What is expected = Write out the complete material exactly as it stands.

Provided records =
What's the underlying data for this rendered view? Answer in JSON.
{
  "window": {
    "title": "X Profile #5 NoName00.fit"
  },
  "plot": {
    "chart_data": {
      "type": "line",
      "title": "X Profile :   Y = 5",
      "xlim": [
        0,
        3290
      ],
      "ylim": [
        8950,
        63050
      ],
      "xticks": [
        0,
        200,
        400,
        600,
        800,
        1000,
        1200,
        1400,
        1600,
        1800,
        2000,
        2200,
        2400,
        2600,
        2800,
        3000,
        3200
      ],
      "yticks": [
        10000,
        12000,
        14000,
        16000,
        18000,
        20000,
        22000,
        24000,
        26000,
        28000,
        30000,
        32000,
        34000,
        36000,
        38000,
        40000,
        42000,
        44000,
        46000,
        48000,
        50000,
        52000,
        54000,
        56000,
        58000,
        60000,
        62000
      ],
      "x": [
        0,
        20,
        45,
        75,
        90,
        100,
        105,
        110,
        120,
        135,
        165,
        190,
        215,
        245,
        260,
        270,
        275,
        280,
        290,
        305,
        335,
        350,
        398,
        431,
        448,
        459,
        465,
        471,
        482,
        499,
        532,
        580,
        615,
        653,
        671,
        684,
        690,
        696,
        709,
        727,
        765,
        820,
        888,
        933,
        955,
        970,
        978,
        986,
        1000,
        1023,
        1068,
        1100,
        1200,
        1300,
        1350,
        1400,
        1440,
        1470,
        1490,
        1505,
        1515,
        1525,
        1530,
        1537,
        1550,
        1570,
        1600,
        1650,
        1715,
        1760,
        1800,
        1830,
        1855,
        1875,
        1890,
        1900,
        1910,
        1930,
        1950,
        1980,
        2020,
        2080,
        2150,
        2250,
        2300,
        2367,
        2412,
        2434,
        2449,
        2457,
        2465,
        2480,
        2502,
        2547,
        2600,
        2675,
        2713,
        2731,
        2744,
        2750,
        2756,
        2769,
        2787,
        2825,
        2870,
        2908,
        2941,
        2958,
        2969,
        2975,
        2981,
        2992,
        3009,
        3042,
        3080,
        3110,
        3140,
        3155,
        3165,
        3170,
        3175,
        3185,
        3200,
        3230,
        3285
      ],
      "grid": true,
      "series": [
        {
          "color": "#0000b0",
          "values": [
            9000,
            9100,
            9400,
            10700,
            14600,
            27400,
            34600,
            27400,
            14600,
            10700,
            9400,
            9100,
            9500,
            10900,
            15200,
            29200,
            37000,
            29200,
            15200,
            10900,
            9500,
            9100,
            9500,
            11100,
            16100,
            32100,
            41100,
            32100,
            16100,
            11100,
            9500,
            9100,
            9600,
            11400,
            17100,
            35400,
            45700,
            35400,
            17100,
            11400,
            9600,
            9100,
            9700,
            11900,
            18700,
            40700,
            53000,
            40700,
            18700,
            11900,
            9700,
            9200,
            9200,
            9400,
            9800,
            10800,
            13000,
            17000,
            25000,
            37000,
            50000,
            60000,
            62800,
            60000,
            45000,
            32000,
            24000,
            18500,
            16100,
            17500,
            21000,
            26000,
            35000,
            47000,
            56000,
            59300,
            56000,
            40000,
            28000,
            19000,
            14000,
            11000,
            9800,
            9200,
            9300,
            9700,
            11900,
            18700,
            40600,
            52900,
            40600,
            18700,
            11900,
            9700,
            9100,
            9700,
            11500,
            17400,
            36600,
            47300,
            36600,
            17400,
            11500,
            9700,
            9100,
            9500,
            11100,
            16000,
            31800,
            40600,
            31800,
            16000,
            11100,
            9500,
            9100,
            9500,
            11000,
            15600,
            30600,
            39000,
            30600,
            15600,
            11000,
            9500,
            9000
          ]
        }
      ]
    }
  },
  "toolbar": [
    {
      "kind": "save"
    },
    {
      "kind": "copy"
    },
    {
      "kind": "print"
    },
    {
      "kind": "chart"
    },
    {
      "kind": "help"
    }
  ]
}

Answer to this task =
What's the underlying data for this rendered view? Answer in JSON.
{
  "window": {
    "title": "X Profile #5 NoName00.fit"
  },
  "plot": {
    "chart_data": {
      "type": "line",
      "title": "X Profile :   Y = 5",
      "xlim": [
        0,
        3290
      ],
      "ylim": [
        8950,
        63050
      ],
      "xticks": [
        0,
        200,
        400,
        600,
        800,
        1000,
        1200,
        1400,
        1600,
        1800,
        2000,
        2200,
        2400,
        2600,
        2800,
        3000,
        3200
      ],
      "yticks": [
        10000,
        12000,
        14000,
        16000,
        18000,
        20000,
        22000,
        24000,
        26000,
        28000,
        30000,
        32000,
        34000,
        36000,
        38000,
        40000,
        42000,
        44000,
        46000,
        48000,
        50000,
        52000,
        54000,
        56000,
        58000,
        60000,
        62000
      ],
      "x": [
        0,
        20,
        45,
        75,
        90,
        100,
        105,
        110,
        120,
        135,
        165,
        190,
        215,
        245,
        260,
        270,
        275,
        280,
        290,
        305,
        335,
        350,
        398,
        431,
        448,
        459,
        465,
        471,
        482,
        499,
        532,
        580,
        615,
        653,
        671,
        684,
        690,
        696,
        709,
        727,
        765,
        820,
        888,
        933,
        955,
        970,
        978,
        986,
        1000,
        1023,
        1068,
        1100,
        1200,
        1300,
        1350,
        1400,
        1440,
        1470,
        1490,
        1505,
        1515,
        1525,
        1530,
        1537,
        1550,
        1570,
        1600,
        1650,
        1715,
        1760,
        1800,
        1830,
        1855,
        1875,
        1890,
        1900,
        1910,
        1930,
        1950,
        1980,
        2020,
        2080,
        2150,
        2250,
        2300,
        2367,
        2412,
        2434,
        2449,
        2457,
        2465,
        2480,
        2502,
        2547,
        2600,
        2675,
        2713,
        2731,
        2744,
        2750,
        2756,
        2769,
        2787,
        2825,
        2870,
        2908,
        2941,
        2958,
        2969,
        2975,
        2981,
        2992,
        3009,
        3042,
        3080,
        3110,
        3140,
        3155,
        3165,
        3170,
        3175,
        3185,
        3200,
        3230,
        3285
      ],
      "grid": true,
      "series": [
        {
          "color": "#0000b0",
          "values": [
            9000,
            9100,
            9400,
            10700,
            14600,
            27400,
            34600,
            27400,
            14600,
            10700,
            9400,
            9100,
            9500,
            10900,
            15200,
            29200,
            37000,
            29200,
            15200,
            10900,
            9500,
            9100,
            9500,
            11100,
            16100,
            32100,
            41100,
            32100,
            16100,
            11100,
            9500,
            9100,
            9600,
            11400,
            17100,
            35400,
            45700,
            35400,
            17100,
            11400,
            9600,
            9100,
            9700,
            11900,
            18700,
            40700,
            53000,
            40700,
            18700,
            11900,
            9700,
            9200,
            9200,
            9400,
            9800,
            10800,
            13000,
            17000,
            25000,
            37000,
            50000,
            60000,
            62800,
            60000,
            45000,
            32000,
            24000,
            18500,
            16100,
            17500,
            21000,
            26000,
            35000,
            47000,
            56000,
            59300,
            56000,
            40000,
            28000,
            19000,
            14000,
            11000,
            9800,
            9200,
            9300,
            9700,
            11900,
            18700,
            40600,
            52900,
            40600,
            18700,
            11900,
            9700,
            9100,
            9700,
            11500,
            17400,
            36600,
            47300,
            36600,
            17400,
            11500,
            9700,
            9100,
            9500,
            11100,
            16000,
            31800,
            40600,
            31800,
            16000,
            11100,
            9500,
            9100,
            9500,
            11000,
            15600,
            30600,
            39000,
            30600,
            15600,
            11000,
            9500,
            9000
          ]
        }
      ]
    }
  },
  "toolbar": [
    {
      "kind": "save"
    },
    {
      "kind": "copy"
    },
    {
      "kind": "print"
    },
    {
      "kind": "chart"
    },
    {
      "kind": "help"
    }
  ]
}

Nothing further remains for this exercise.